Given exercise: Locate the word "into" in the entries below, then gather every line that holds it.

Records provided:
★ ★ ★ ★ ★

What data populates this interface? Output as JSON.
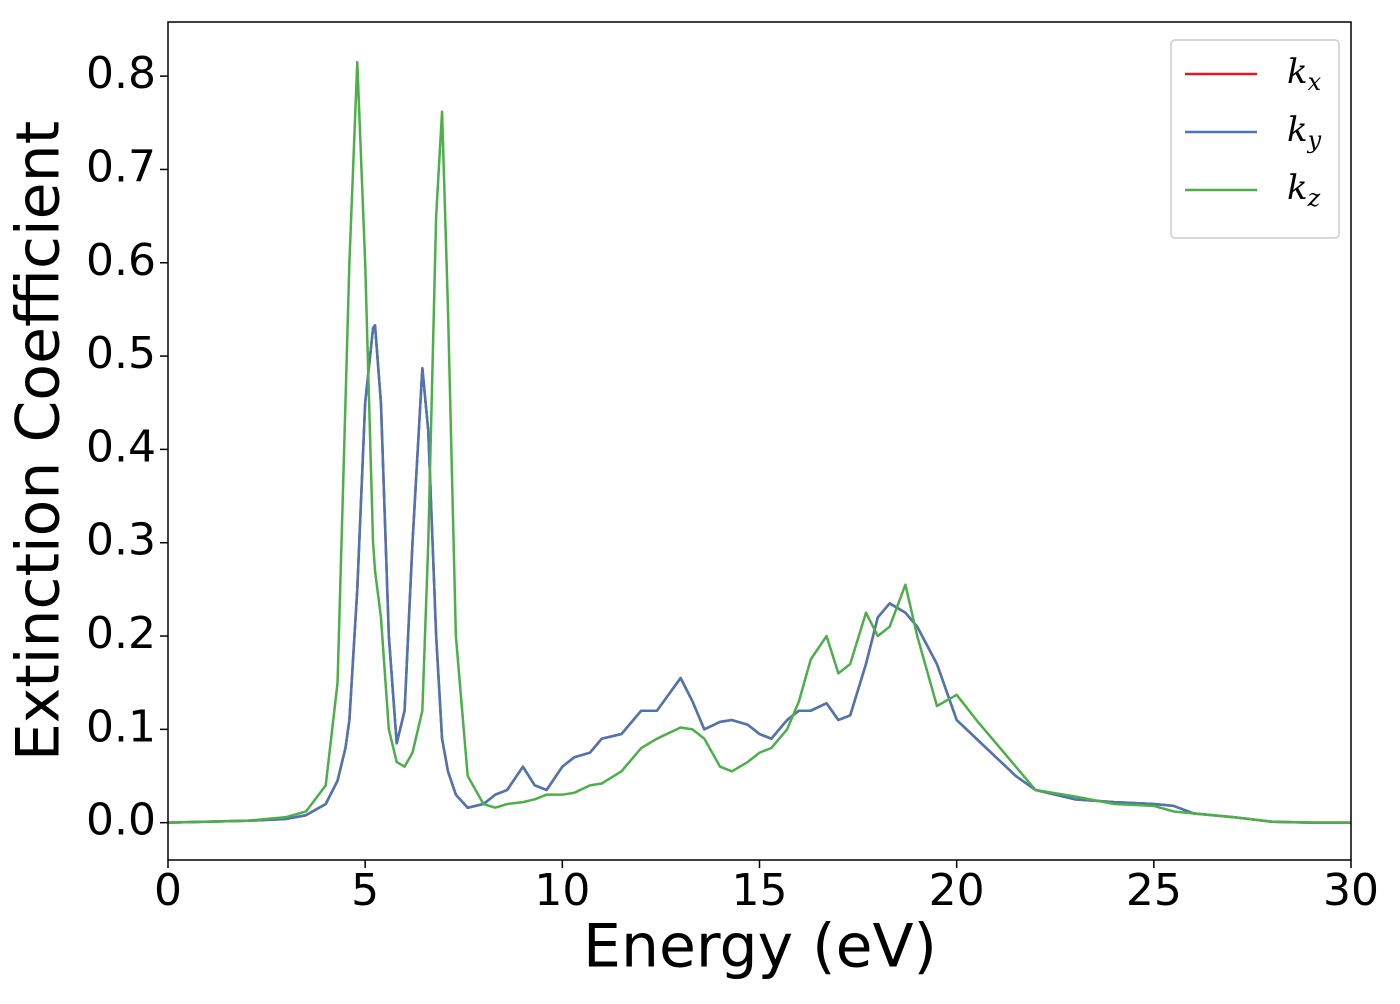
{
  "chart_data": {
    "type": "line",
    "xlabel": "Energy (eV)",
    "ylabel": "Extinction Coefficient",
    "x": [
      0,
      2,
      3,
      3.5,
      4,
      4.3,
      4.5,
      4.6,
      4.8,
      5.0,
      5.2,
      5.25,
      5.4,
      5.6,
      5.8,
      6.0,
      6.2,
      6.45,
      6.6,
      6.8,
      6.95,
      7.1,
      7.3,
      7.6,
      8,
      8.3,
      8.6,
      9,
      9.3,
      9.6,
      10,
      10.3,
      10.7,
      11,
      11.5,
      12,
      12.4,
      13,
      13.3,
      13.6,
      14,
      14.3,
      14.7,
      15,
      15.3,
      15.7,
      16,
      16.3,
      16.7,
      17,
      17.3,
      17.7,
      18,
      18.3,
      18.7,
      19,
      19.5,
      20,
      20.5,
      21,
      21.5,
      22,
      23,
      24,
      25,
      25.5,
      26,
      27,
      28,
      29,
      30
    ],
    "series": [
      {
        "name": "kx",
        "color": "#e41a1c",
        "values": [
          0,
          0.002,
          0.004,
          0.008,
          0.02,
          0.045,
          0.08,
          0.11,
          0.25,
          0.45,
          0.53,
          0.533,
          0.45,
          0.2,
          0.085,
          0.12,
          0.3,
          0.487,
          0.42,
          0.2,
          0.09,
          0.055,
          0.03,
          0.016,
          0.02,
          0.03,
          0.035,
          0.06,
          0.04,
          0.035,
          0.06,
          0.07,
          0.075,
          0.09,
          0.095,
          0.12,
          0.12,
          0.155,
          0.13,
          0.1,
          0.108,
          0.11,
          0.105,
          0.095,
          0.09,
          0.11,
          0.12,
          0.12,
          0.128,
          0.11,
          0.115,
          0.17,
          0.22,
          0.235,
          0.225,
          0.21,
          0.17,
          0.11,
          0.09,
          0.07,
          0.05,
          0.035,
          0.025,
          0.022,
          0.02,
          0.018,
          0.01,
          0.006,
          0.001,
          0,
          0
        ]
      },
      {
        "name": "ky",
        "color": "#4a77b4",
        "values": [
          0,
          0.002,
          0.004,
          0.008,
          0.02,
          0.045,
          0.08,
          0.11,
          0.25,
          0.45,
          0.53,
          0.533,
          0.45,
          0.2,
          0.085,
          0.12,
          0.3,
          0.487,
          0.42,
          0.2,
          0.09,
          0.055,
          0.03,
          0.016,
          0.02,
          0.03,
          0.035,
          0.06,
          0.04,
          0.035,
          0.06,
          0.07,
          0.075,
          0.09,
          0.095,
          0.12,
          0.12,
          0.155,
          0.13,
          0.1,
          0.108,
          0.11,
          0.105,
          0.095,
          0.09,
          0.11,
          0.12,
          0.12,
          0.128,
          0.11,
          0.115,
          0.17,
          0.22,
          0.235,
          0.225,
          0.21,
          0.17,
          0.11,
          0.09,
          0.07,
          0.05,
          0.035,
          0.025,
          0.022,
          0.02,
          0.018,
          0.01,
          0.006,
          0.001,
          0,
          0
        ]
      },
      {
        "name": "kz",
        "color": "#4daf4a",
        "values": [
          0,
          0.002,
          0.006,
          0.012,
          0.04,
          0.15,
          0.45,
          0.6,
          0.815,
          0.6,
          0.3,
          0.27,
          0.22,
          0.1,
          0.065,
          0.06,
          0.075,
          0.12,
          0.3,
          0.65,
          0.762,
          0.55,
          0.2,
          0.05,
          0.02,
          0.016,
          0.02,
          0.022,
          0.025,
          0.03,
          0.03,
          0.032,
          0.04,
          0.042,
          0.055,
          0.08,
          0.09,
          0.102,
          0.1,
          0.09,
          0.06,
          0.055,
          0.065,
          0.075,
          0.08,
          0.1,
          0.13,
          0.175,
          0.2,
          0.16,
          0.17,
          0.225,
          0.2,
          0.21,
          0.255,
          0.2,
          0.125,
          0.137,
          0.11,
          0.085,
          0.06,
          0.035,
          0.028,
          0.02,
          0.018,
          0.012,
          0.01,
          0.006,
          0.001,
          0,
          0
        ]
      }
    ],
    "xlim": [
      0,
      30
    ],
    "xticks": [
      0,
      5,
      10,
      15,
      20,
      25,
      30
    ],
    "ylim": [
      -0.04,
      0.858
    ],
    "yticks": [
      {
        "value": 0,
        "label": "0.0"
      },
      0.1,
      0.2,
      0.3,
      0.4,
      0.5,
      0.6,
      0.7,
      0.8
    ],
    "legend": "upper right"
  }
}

★ ★ ★ ★ ★

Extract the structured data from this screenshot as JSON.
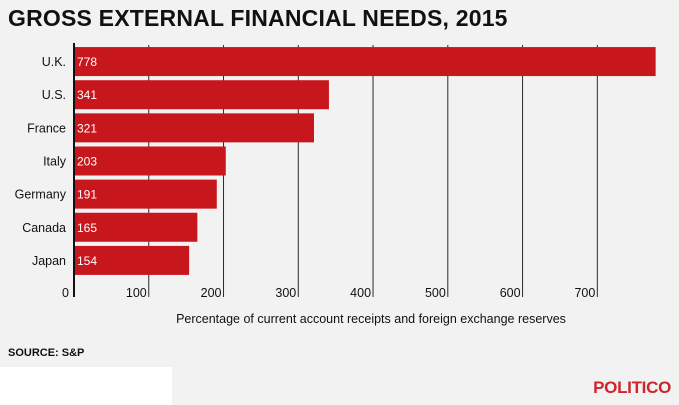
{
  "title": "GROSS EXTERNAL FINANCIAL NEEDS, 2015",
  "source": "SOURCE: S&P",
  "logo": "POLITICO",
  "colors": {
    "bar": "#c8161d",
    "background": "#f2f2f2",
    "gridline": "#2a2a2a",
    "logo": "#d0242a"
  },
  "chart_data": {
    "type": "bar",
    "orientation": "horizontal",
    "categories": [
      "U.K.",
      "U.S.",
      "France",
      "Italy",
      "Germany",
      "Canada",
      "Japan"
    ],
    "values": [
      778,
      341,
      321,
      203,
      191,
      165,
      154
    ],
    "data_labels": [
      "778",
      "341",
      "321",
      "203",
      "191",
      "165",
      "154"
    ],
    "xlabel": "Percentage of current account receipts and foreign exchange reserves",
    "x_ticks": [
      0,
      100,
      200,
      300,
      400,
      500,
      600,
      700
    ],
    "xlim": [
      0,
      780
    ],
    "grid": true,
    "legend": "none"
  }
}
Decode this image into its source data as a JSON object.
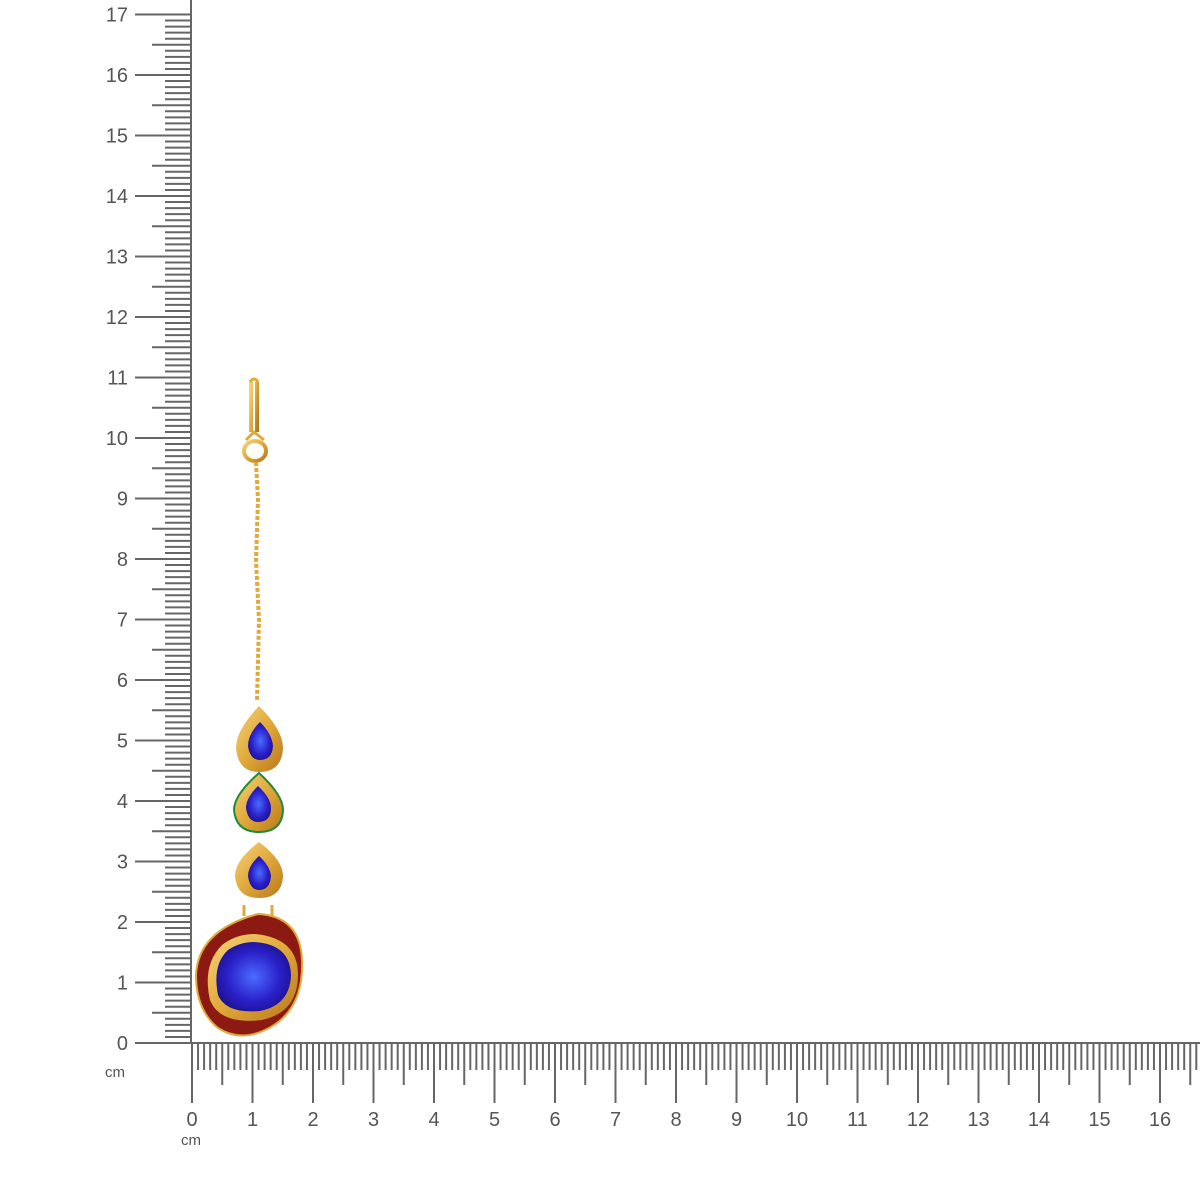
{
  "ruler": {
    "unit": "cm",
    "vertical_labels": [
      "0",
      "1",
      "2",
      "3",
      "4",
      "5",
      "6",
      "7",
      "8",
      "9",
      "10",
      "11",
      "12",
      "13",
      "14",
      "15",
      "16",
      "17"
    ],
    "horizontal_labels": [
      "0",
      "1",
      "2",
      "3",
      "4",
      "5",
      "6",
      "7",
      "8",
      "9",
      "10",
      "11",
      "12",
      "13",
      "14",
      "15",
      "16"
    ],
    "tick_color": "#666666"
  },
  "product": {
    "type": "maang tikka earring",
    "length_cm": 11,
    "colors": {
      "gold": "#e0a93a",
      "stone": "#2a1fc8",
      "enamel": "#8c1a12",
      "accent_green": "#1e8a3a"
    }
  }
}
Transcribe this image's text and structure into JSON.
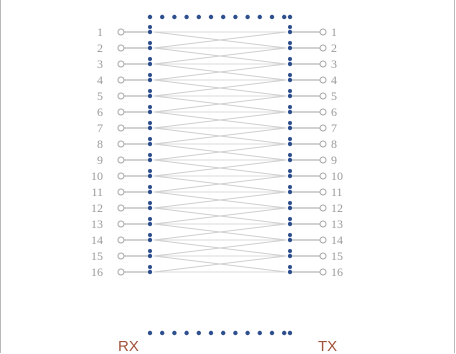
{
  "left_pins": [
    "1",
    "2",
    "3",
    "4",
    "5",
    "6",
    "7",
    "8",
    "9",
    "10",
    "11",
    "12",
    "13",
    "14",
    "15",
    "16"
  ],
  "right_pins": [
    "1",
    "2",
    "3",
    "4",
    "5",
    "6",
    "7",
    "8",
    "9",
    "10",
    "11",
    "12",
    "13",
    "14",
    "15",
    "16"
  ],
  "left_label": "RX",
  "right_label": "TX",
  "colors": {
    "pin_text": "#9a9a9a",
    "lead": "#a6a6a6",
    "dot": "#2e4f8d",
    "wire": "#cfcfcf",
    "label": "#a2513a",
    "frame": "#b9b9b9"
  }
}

★ ★ ★ ★ ★

Written solution:
Decode this image into its source data as a JSON object.
Transcribe this image's text and structure into JSON.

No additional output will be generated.